- _ESTRATTO DEL TESTO_:

◆ ◆ ◆

ORDINANZA N. 290
ANNO 2006REPUBBLICA ITALIANA IN NOME DEL POPOLO ITALIANO LA CORTE COSTITUZIONALE
composta dai signori:
- Franco BILE Presidente
- Giovanni Maria FLICK Giudice
- Ugo DE SIERVO "
- Romano VACCARELLA "
- Paolo MADDALENA "
- Alfio FINOCCHIARO "
- Alfonso QUARANTA "
- Franco GALLO "
- Luigi MAZZELLA "
- Gaetano SILVESTRI "
- Sabino CASSESE "
- Maria Rita SAULLE "
- Giuseppe TESAURO "
ha pronunciato la seguente
ORDINANZA
nel giudizio di legittimità costituzionale dell’art. 3 della legge 19 febbraio 1981, n. 27 (Provvidenze per il personale di magistratura), promosso con ordinanza del 24 giugno 2005 dal Tribunale amministrativo regionale della Sicilia, sezione di Catania, sul ricorso proposto da Anna Maria Cristaldi contro il Ministero dell’economia e delle finanze ed altri, iscritta al n. 494 del registro ordinanze 2005 e pubblicata nella Gazzetta Ufficiale della Repubblica n. 41, prima serie speciale, dell’anno 2005.
Visto l’atto di costituzione di Anna Maria Cristaldi;
udito nell’udienza pubblica del 20 giugno 2006 il Giudice relatore Luigi Mazzella;
udito l’avvocato Agatino Cariola per Anna Maria Cristaldi.

◆ ◆ ◆

- _COMPITI DA SVOLGERE_:
a) Secondo l'ordinanza, chi era il giudice relatore nell'udienza pubblica del 20 giugno 2006?
b) Nei record, riscrivi le righe dalla prima fino a quella con "q20-4-2-blank[interactable] (1238, 1024, 1578, 1041)", entrambe comprese, sostituendo "interactable" con "clickable" e lasciando invariato tutto il resto.
L'ordinanza e i record non hanno alcun legame tra loro.

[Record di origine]

◆ ◆ ◆

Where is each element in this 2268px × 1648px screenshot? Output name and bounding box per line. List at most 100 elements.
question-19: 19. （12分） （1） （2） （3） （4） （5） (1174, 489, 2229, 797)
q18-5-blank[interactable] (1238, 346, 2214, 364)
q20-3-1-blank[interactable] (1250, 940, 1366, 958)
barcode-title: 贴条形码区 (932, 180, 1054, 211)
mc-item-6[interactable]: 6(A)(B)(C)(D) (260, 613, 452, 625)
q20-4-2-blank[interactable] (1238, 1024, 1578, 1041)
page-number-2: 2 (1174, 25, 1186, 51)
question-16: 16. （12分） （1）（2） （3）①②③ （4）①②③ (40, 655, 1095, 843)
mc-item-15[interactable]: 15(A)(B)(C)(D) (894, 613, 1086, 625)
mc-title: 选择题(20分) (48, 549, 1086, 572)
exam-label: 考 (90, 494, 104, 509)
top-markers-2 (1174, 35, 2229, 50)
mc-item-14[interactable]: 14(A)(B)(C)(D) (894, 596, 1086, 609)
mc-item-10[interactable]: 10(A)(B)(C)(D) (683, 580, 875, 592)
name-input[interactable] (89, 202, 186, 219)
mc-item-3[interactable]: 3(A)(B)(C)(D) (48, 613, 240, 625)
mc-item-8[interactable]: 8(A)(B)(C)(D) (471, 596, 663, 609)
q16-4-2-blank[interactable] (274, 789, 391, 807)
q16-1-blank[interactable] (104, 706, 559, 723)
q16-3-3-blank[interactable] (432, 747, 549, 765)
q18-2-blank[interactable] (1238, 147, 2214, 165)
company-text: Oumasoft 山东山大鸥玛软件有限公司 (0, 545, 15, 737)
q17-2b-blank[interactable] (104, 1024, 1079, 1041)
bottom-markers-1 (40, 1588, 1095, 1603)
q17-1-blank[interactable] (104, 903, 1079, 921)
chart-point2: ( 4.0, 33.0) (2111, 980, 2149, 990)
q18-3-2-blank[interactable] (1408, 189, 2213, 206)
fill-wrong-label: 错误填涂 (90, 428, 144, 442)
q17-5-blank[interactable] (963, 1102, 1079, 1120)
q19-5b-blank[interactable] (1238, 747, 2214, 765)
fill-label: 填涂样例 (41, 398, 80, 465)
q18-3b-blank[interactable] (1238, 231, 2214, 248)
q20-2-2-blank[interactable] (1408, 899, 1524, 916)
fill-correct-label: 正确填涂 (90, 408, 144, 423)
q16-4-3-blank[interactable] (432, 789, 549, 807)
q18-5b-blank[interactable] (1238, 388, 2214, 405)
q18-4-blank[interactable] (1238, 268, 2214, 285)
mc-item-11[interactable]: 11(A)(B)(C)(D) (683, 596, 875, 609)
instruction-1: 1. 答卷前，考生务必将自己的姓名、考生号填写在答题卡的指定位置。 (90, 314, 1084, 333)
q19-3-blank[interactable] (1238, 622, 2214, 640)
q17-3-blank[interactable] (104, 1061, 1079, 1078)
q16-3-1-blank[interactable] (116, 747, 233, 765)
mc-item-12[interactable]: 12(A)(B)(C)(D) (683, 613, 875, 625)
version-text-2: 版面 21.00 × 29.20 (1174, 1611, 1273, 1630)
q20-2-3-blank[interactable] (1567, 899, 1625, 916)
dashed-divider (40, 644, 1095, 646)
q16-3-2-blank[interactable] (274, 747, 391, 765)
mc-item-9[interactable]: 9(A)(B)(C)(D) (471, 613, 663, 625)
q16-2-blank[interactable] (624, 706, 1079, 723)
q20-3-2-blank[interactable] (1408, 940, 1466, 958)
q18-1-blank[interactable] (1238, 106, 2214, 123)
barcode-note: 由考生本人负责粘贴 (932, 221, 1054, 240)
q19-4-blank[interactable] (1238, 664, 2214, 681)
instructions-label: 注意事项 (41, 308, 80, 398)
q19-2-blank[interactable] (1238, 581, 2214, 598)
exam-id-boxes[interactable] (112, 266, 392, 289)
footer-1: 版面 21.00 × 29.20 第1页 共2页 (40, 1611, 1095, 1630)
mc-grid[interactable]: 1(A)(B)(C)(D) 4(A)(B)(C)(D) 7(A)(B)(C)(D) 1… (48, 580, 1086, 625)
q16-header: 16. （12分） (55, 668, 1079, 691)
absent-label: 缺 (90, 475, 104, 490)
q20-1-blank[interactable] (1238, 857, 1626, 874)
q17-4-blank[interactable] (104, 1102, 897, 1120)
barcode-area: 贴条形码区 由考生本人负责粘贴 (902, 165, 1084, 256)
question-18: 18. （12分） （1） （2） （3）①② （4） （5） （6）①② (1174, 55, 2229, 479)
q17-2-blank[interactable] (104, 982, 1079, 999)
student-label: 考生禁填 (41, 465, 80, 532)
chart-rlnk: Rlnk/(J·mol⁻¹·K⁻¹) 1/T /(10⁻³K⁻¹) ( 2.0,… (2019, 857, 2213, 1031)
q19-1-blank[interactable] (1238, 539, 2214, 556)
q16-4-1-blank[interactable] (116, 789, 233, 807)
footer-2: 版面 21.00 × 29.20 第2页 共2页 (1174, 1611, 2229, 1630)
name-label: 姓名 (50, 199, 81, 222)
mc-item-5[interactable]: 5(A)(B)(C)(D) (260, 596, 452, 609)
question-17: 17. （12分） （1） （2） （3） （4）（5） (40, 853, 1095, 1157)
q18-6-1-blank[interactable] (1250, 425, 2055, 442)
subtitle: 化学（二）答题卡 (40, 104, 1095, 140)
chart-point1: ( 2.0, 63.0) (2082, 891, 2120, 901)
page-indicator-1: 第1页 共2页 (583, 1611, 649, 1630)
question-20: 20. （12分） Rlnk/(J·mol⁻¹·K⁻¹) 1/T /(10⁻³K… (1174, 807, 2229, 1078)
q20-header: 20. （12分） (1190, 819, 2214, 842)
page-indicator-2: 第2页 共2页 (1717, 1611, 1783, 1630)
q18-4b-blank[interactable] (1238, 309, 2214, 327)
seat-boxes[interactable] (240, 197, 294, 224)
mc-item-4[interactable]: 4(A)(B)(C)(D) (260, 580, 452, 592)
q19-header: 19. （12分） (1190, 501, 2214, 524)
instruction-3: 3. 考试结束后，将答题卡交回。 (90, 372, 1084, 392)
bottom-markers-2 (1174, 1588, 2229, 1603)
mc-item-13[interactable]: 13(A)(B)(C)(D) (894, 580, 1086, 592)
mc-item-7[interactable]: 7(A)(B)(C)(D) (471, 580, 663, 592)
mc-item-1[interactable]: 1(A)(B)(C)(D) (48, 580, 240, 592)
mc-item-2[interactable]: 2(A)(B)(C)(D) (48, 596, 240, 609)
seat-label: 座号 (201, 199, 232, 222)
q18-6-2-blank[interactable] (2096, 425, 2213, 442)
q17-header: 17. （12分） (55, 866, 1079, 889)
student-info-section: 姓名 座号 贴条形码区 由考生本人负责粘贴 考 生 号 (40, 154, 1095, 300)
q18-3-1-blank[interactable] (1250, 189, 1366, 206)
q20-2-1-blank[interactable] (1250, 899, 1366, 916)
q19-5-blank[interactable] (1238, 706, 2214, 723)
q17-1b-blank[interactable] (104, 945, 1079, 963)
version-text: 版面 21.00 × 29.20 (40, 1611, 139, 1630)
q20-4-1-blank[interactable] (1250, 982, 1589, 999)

◆ ◆ ◆

- _RISPOSTE FINALI_:
a) Luigi Mazzella.

b)
Where is each element in this 2268px × 1648px screenshot? Output name and bounding box per line. List at most 100 elements.
question-19: 19. （12分） （1） （2） （3） （4） （5） (1174, 489, 2229, 797)
q18-5-blank[clickable] (1238, 346, 2214, 364)
q20-3-1-blank[clickable] (1250, 940, 1366, 958)
barcode-title: 贴条形码区 (932, 180, 1054, 211)
mc-item-6[clickable]: 6(A)(B)(C)(D) (260, 613, 452, 625)
q20-4-2-blank[clickable] (1238, 1024, 1578, 1041)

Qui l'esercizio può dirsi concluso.